== PROVIDED RECORDS

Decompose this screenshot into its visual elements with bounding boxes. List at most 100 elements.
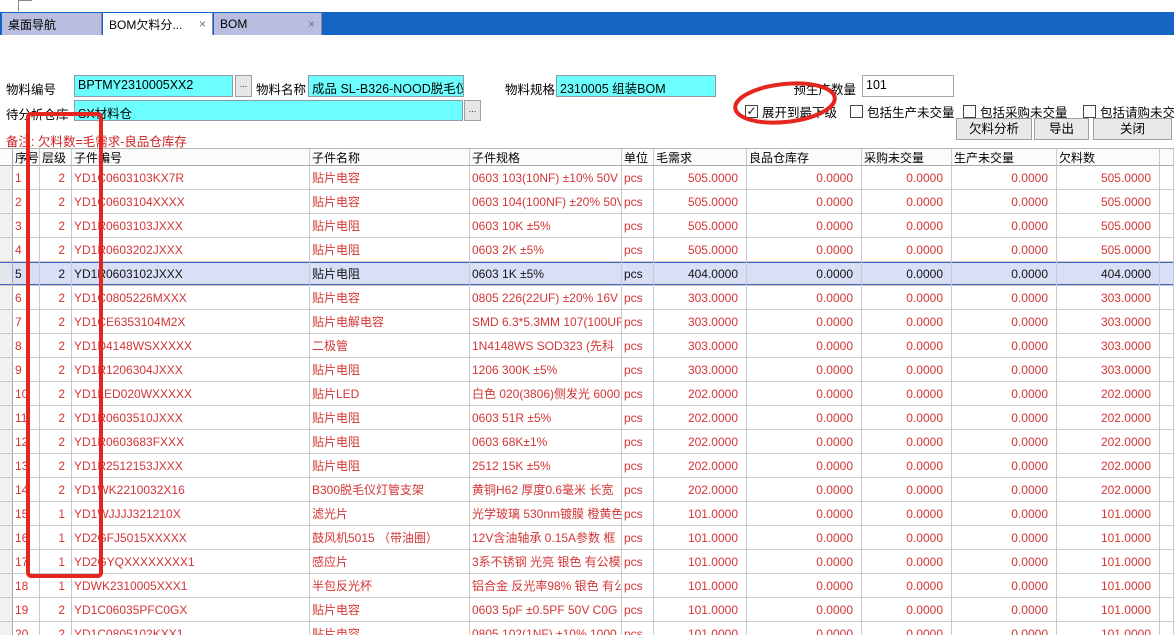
table-row[interactable]: 1 2 YD1C0603103KX7R 贴片电容 0603 103(10NF) …: [0, 166, 1174, 190]
row-indicator[interactable]: [0, 214, 13, 238]
cell-good-stock: 0.0000: [747, 214, 862, 238]
table-row[interactable]: 8 2 YD1D4148WSXXXXX 二极管 1N4148WS SOD323 …: [0, 334, 1174, 358]
table-row[interactable]: 4 2 YD1R0603202JXXX 贴片电阻 0603 2K ±5% pcs…: [0, 238, 1174, 262]
cell-purchase-open: 0.0000: [862, 238, 952, 262]
row-indicator[interactable]: [0, 262, 13, 286]
cell-level: 2: [40, 382, 72, 406]
cell-filler: [1160, 238, 1174, 262]
table-row[interactable]: 14 2 YD1WK2210032X16 B300脱毛仪灯管支架 黄铜H62 厚…: [0, 478, 1174, 502]
warehouse-browse-button[interactable]: ...: [464, 100, 481, 121]
table-row[interactable]: 17 1 YD2GYQXXXXXXXX1 感应片 3系不锈钢 光亮 银色 有公模…: [0, 550, 1174, 574]
cell-gross-demand: 303.0000: [654, 310, 747, 334]
cell-purchase-open: 0.0000: [862, 190, 952, 214]
row-indicator[interactable]: [0, 166, 13, 190]
table-row[interactable]: 9 2 YD1R1206304JXXX 贴片电阻 1206 300K ±5% p…: [0, 358, 1174, 382]
cell-part-spec: 0603 51R ±5%: [470, 406, 622, 430]
col-header-part-spec[interactable]: 子件规格: [470, 149, 622, 166]
col-header-good-stock[interactable]: 良品仓库存: [747, 149, 862, 166]
cell-good-stock: 0.0000: [747, 310, 862, 334]
table-row[interactable]: 3 2 YD1R0603103JXXX 贴片电阻 0603 10K ±5% pc…: [0, 214, 1174, 238]
pane-divider-h: [18, 0, 32, 1]
table-row[interactable]: 5 2 YD1R0603102JXXX 贴片电阻 0603 1K ±5% pcs…: [0, 262, 1174, 286]
table-row[interactable]: 19 2 YD1C06035PFC0GX 贴片电容 0603 5pF ±0.5P…: [0, 598, 1174, 622]
export-button[interactable]: 导出: [1034, 118, 1089, 140]
col-header-production-open[interactable]: 生产未交量: [952, 149, 1057, 166]
tab-bom-shortage[interactable]: BOM欠料分... ×: [103, 13, 213, 35]
table-row[interactable]: 6 2 YD1C0805226MXXX 贴片电容 0805 226(22UF) …: [0, 286, 1174, 310]
preproduction-qty-label: 预生产数量: [790, 79, 856, 98]
cell-part-code: YDWK2310005XXX1: [72, 574, 310, 598]
row-indicator[interactable]: [0, 478, 13, 502]
shortage-analysis-button[interactable]: 欠料分析: [956, 118, 1032, 140]
row-indicator[interactable]: [0, 526, 13, 550]
row-indicator[interactable]: [0, 358, 13, 382]
warehouse-field[interactable]: SX材料仓: [74, 100, 463, 121]
col-header-part-name[interactable]: 子件名称: [310, 149, 470, 166]
table-row[interactable]: 11 2 YD1R0603510JXXX 贴片电阻 0603 51R ±5% p…: [0, 406, 1174, 430]
table-row[interactable]: 13 2 YD1R2512153JXXX 贴片电阻 2512 15K ±5% p…: [0, 454, 1174, 478]
material-name-field[interactable]: 成品 SL-B326-NOOD脱毛仪: [308, 75, 464, 97]
row-indicator[interactable]: [0, 334, 13, 358]
cell-unit: pcs: [622, 334, 654, 358]
row-indicator[interactable]: [0, 310, 13, 334]
close-button[interactable]: 关闭: [1093, 118, 1172, 140]
cell-seq: 8: [13, 334, 40, 358]
cell-filler: [1160, 166, 1174, 190]
table-row[interactable]: 20 2 YD1C0805102KXX1 贴片电容 0805 102(1NF) …: [0, 622, 1174, 635]
tab-desktop-nav[interactable]: 桌面导航: [2, 13, 102, 35]
col-header-gross-demand[interactable]: 毛需求: [654, 149, 747, 166]
cell-part-spec: 0603 68K±1%: [470, 430, 622, 454]
cell-level: 2: [40, 238, 72, 262]
cell-part-name: 贴片电容: [310, 190, 470, 214]
table-row[interactable]: 10 2 YD1LED020WXXXXX 贴片LED 白色 020(3806)侧…: [0, 382, 1174, 406]
cell-good-stock: 0.0000: [747, 190, 862, 214]
cell-level: 2: [40, 334, 72, 358]
row-indicator[interactable]: [0, 406, 13, 430]
material-no-browse-button[interactable]: ...: [235, 75, 252, 97]
preproduction-qty-field[interactable]: 101: [862, 75, 954, 97]
cell-part-name: 贴片电容: [310, 166, 470, 190]
row-indicator[interactable]: [0, 574, 13, 598]
row-indicator[interactable]: [0, 382, 13, 406]
cell-good-stock: 0.0000: [747, 286, 862, 310]
row-indicator[interactable]: [0, 502, 13, 526]
tab-bom[interactable]: BOM ×: [214, 13, 322, 35]
col-header-seq[interactable]: 序号: [13, 149, 40, 166]
checkbox-include-production[interactable]: 包括生产未交量: [850, 102, 955, 121]
table-row[interactable]: 16 1 YD2GFJ5015XXXXX 鼓风机5015 （带油圈） 12V含油…: [0, 526, 1174, 550]
material-spec-field[interactable]: 2310005 组装BOM: [556, 75, 716, 97]
table-row[interactable]: 12 2 YD1R0603683FXXX 贴片电阻 0603 68K±1% pc…: [0, 430, 1174, 454]
cell-part-name: 贴片电容: [310, 598, 470, 622]
checkbox-expand-lowest[interactable]: ✓ 展开到最下级: [745, 102, 837, 121]
row-indicator[interactable]: [0, 190, 13, 214]
table-row[interactable]: 15 1 YD1WJJJJ321210X 滤光片 光学玻璃 530nm镀膜 橙黄…: [0, 502, 1174, 526]
cell-part-name: 贴片LED: [310, 382, 470, 406]
cell-filler: [1160, 334, 1174, 358]
row-indicator[interactable]: [0, 550, 13, 574]
row-indicator[interactable]: [0, 598, 13, 622]
row-indicator[interactable]: [0, 430, 13, 454]
col-header-unit[interactable]: 单位: [622, 149, 654, 166]
col-header-purchase-open[interactable]: 采购未交量: [862, 149, 952, 166]
cell-level: 2: [40, 622, 72, 635]
cell-purchase-open: 0.0000: [862, 166, 952, 190]
close-icon[interactable]: ×: [308, 17, 315, 31]
table-row[interactable]: 2 2 YD1C0603104XXXX 贴片电容 0603 104(100NF)…: [0, 190, 1174, 214]
col-header-part-code[interactable]: 子件编号: [72, 149, 310, 166]
cell-part-spec: 1N4148WS SOD323 (先科: [470, 334, 622, 358]
close-icon[interactable]: ×: [199, 17, 206, 31]
row-indicator[interactable]: [0, 454, 13, 478]
cell-purchase-open: 0.0000: [862, 478, 952, 502]
row-indicator[interactable]: [0, 238, 13, 262]
col-header-shortage[interactable]: 欠料数: [1057, 149, 1160, 166]
cell-part-name: 贴片电容: [310, 286, 470, 310]
col-header-level[interactable]: 层级: [40, 149, 72, 166]
cell-gross-demand: 101.0000: [654, 502, 747, 526]
table-row[interactable]: 18 1 YDWK2310005XXX1 半包反光杯 铝合金 反光率98% 银色…: [0, 574, 1174, 598]
warehouse-label: 待分析仓库: [6, 104, 69, 123]
row-indicator[interactable]: [0, 622, 13, 635]
table-row[interactable]: 7 2 YD1CE6353104M2X 贴片电解电容 SMD 6.3*5.3MM…: [0, 310, 1174, 334]
row-indicator[interactable]: [0, 286, 13, 310]
cell-part-code: YD2GFJ5015XXXXX: [72, 526, 310, 550]
material-no-field[interactable]: BPTMY2310005XX2: [74, 75, 233, 97]
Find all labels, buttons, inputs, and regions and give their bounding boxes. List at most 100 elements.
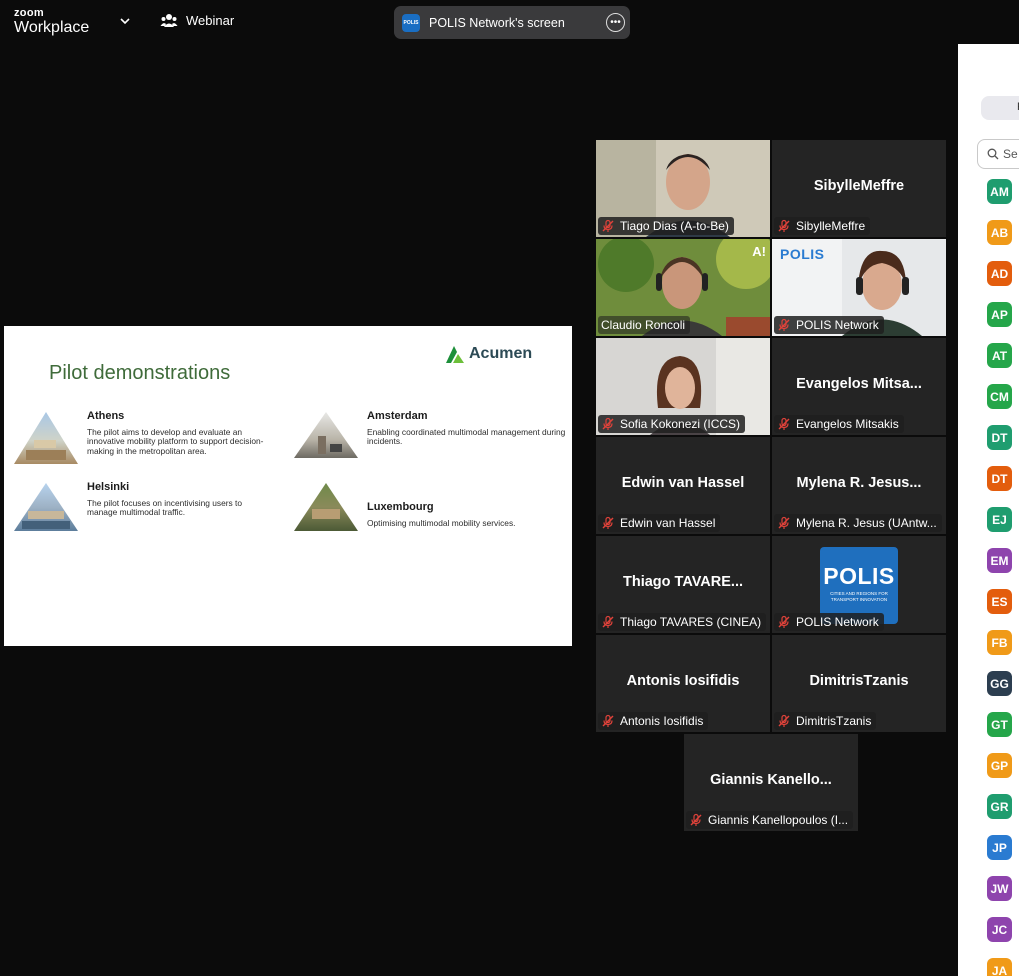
webinar-label: Webinar <box>186 12 235 28</box>
panel-tab[interactable]: P <box>981 96 1019 120</box>
participant-name: Sofia Kokonezi (ICCS) <box>620 417 741 431</box>
participant-avatar[interactable]: DT <box>987 425 1012 450</box>
participant-tile[interactable]: Edwin van Hassel Edwin van Hassel <box>596 437 770 534</box>
participant-name-bar: Giannis Kanellopoulos (I... <box>686 811 854 829</box>
speaker-badge: A! <box>752 244 766 259</box>
city-description: The pilot focuses on incentivising users… <box>87 498 243 518</box>
search-icon <box>987 148 999 160</box>
participant-name: POLIS Network <box>796 615 879 629</box>
participant-name-bar: POLIS Network <box>774 613 884 631</box>
webinar-indicator[interactable]: Webinar <box>160 12 234 28</box>
zoom-workplace-logo[interactable]: zoom Workplace <box>14 8 89 36</box>
attendees-icon <box>160 14 178 27</box>
participant-avatar[interactable]: GG <box>987 671 1012 696</box>
slide-title: Pilot demonstrations <box>49 362 231 384</box>
participant-name: Mylena R. Jesus (UAntw... <box>796 516 937 530</box>
participant-name-bar: Thiago TAVARES (CINEA) <box>598 613 767 631</box>
participant-name-bar: Tiago Dias (A-to-Be) <box>598 217 734 235</box>
participant-avatar[interactable]: GT <box>987 712 1012 737</box>
participant-name: Tiago Dias (A-to-Be) <box>620 219 729 233</box>
participant-avatar[interactable]: AT <box>987 343 1012 368</box>
participant-name-bar: SibylleMeffre <box>774 217 871 235</box>
participant-name-bar: Sofia Kokonezi (ICCS) <box>598 415 746 433</box>
participant-avatar[interactable]: AM <box>987 179 1012 204</box>
participant-avatar[interactable]: EJ <box>987 507 1012 532</box>
participant-name: Thiago TAVARES (CINEA) <box>620 615 762 629</box>
mic-muted-icon <box>778 714 790 727</box>
search-placeholder: Se <box>1003 147 1018 161</box>
participant-tile[interactable]: Giannis Kanello... Giannis Kanellopoulos… <box>684 734 858 831</box>
participant-display-name: Antonis Iosifidis <box>626 673 740 689</box>
participant-tile[interactable]: Antonis Iosifidis Antonis Iosifidis <box>596 635 770 732</box>
brand-small: zoom <box>14 7 44 19</box>
city-name: Athens <box>87 410 125 422</box>
participant-display-name: DimitrisTzanis <box>809 673 909 689</box>
participant-tile[interactable]: Sofia Kokonezi (ICCS) <box>596 338 770 435</box>
top-bar: zoom Workplace Webinar POLIS POLIS Netwo… <box>0 0 1019 44</box>
city-name: Helsinki <box>87 481 130 493</box>
participant-avatar[interactable]: GR <box>987 794 1012 819</box>
participant-tile[interactable]: Thiago TAVARE... Thiago TAVARES (CINEA) <box>596 536 770 633</box>
participant-tile[interactable]: Tiago Dias (A-to-Be) <box>596 140 770 237</box>
participant-tile[interactable]: Mylena R. Jesus... Mylena R. Jesus (UAnt… <box>772 437 946 534</box>
participant-avatar[interactable]: JP <box>987 835 1012 860</box>
participant-name-bar: Edwin van Hassel <box>598 514 721 532</box>
mic-muted-icon <box>602 417 614 430</box>
participant-display-name: Evangelos Mitsa... <box>796 376 922 392</box>
participant-display-name: SibylleMeffre <box>813 178 905 194</box>
participant-tile-active-speaker[interactable]: A! Claudio Roncoli <box>596 239 770 336</box>
participant-name: Evangelos Mitsakis <box>796 417 899 431</box>
participant-name: Edwin van Hassel <box>620 516 716 530</box>
participants-panel: P Se AM AB AD AP AT CM DT DT EJ EM ES FB GG GT GP GR JP J… <box>958 44 1019 976</box>
participant-display-name: Edwin van Hassel <box>621 475 745 491</box>
more-options-icon[interactable]: ••• <box>606 13 625 32</box>
zoom-window: zoom Workplace Webinar POLIS POLIS Netwo… <box>0 0 1019 976</box>
participant-avatar[interactable]: GP <box>987 753 1012 778</box>
mic-muted-icon <box>602 714 614 727</box>
athens-photo <box>14 412 78 464</box>
participant-search-input[interactable]: Se <box>977 139 1019 169</box>
participant-name: Claudio Roncoli <box>601 318 686 332</box>
participant-tile[interactable]: POLIS POLIS Network <box>772 239 946 336</box>
mic-muted-icon <box>602 219 614 232</box>
city-name: Amsterdam <box>367 410 428 422</box>
participant-name: Giannis Kanellopoulos (I... <box>708 813 849 827</box>
participant-tile[interactable]: DimitrisTzanis DimitrisTzanis <box>772 635 946 732</box>
city-description: Enabling coordinated multimodal manageme… <box>367 427 566 447</box>
participant-avatar[interactable]: JW <box>987 876 1012 901</box>
mic-muted-icon <box>778 417 790 430</box>
city-description: Optimising multimodal mobility services. <box>367 518 516 528</box>
mic-muted-icon <box>778 318 790 331</box>
participant-avatar[interactable]: FB <box>987 630 1012 655</box>
participant-avatar[interactable]: ES <box>987 589 1012 614</box>
mic-muted-icon <box>690 813 702 826</box>
participant-name-bar: Mylena R. Jesus (UAntw... <box>774 514 942 532</box>
participant-name-bar: POLIS Network <box>774 316 884 334</box>
screen-share-indicator[interactable]: POLIS POLIS Network's screen ••• <box>394 6 630 39</box>
acumen-logo-text: Acumen <box>469 345 533 362</box>
mic-muted-icon <box>778 615 790 628</box>
participant-tile[interactable]: Evangelos Mitsa... Evangelos Mitsakis <box>772 338 946 435</box>
polis-logo-text: POLIS <box>823 563 895 589</box>
mic-muted-icon <box>778 219 790 232</box>
participant-avatar[interactable]: JC <box>987 917 1012 942</box>
participant-avatar[interactable]: AB <box>987 220 1012 245</box>
polis-logo-icon: POLIS <box>402 13 420 32</box>
chevron-down-icon[interactable] <box>118 14 132 28</box>
participant-avatar[interactable]: EM <box>987 548 1012 573</box>
mic-muted-icon <box>778 516 790 529</box>
participant-display-name: Thiago TAVARE... <box>622 574 744 590</box>
participant-tile[interactable]: POLIS CITIES AND REGIONS FOR TRANSPORT I… <box>772 536 946 633</box>
screen-share-label: POLIS Network's screen <box>429 15 565 30</box>
participant-name: SibylleMeffre <box>796 219 866 233</box>
participant-name-bar: Claudio Roncoli <box>598 316 691 334</box>
participant-avatar[interactable]: JA <box>987 958 1012 976</box>
participant-name: POLIS Network <box>796 318 879 332</box>
participant-display-name: Mylena R. Jesus... <box>796 475 922 491</box>
participant-avatar[interactable]: DT <box>987 466 1012 491</box>
participant-tile[interactable]: SibylleMeffre SibylleMeffre <box>772 140 946 237</box>
participant-name-bar: DimitrisTzanis <box>774 712 877 730</box>
participant-avatar[interactable]: AD <box>987 261 1012 286</box>
participant-avatar[interactable]: CM <box>987 384 1012 409</box>
participant-avatar[interactable]: AP <box>987 302 1012 327</box>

====

TASK DETAILS =
Rewrite the lines starting with the line with "webinar-label: Webinar <box>186" and going on through the line with "participant-tile[interactable]: Sofia Kokonezi", swapping "participant-avatar" for "attendee-avatar" and leaving everything else the same.

EXERCISE OUTPUT =
webinar-label: Webinar <box>186 12 235 28</box>
panel-tab[interactable]: P <box>981 96 1019 120</box>
participant-name: Sofia Kokonezi (ICCS) <box>620 417 741 431</box>
attendee-avatar[interactable]: DT <box>987 425 1012 450</box>
participant-tile[interactable]: Edwin van Hassel Edwin van Hassel <box>596 437 770 534</box>
participant-name-bar: Giannis Kanellopoulos (I... <box>686 811 854 829</box>
speaker-badge: A! <box>752 244 766 259</box>
city-description: The pilot focuses on incentivising users… <box>87 498 243 518</box>
search-icon <box>987 148 999 160</box>
participant-name: POLIS Network <box>796 615 879 629</box>
participant-name-bar: POLIS Network <box>774 613 884 631</box>
webinar-indicator[interactable]: Webinar <box>160 12 234 28</box>
zoom-workplace-logo[interactable]: zoom Workplace <box>14 8 89 36</box>
attendees-icon <box>160 14 178 27</box>
attendee-avatar[interactable]: GG <box>987 671 1012 696</box>
slide-title: Pilot demonstrations <box>49 362 231 384</box>
participant-name: Mylena R. Jesus (UAntw... <box>796 516 937 530</box>
participant-name-bar: Thiago TAVARES (CINEA) <box>598 613 767 631</box>
participant-name-bar: Tiago Dias (A-to-Be) <box>598 217 734 235</box>
attendee-avatar[interactable]: GT <box>987 712 1012 737</box>
participant-name: Tiago Dias (A-to-Be) <box>620 219 729 233</box>
attendee-avatar[interactable]: AT <box>987 343 1012 368</box>
participant-name-bar: SibylleMeffre <box>774 217 871 235</box>
participant-name-bar: Sofia Kokonezi (ICCS) <box>598 415 746 433</box>
attendee-avatar[interactable]: AM <box>987 179 1012 204</box>
attendee-avatar[interactable]: EJ <box>987 507 1012 532</box>
participant-name: Thiago TAVARES (CINEA) <box>620 615 762 629</box>
mic-muted-icon <box>778 714 790 727</box>
search-placeholder: Se <box>1003 147 1018 161</box>
participant-tile[interactable]: Giannis Kanello... Giannis Kanellopoulos… <box>684 734 858 831</box>
participant-display-name: Antonis Iosifidis <box>626 673 740 689</box>
participant-tile[interactable]: Antonis Iosifidis Antonis Iosifidis <box>596 635 770 732</box>
brand-small: zoom <box>14 7 44 19</box>
city-name: Athens <box>87 410 125 422</box>
participant-display-name: DimitrisTzanis <box>809 673 909 689</box>
participant-tile[interactable]: Sofia Kokonezi (ICCS) <box>596 338 770 435</box>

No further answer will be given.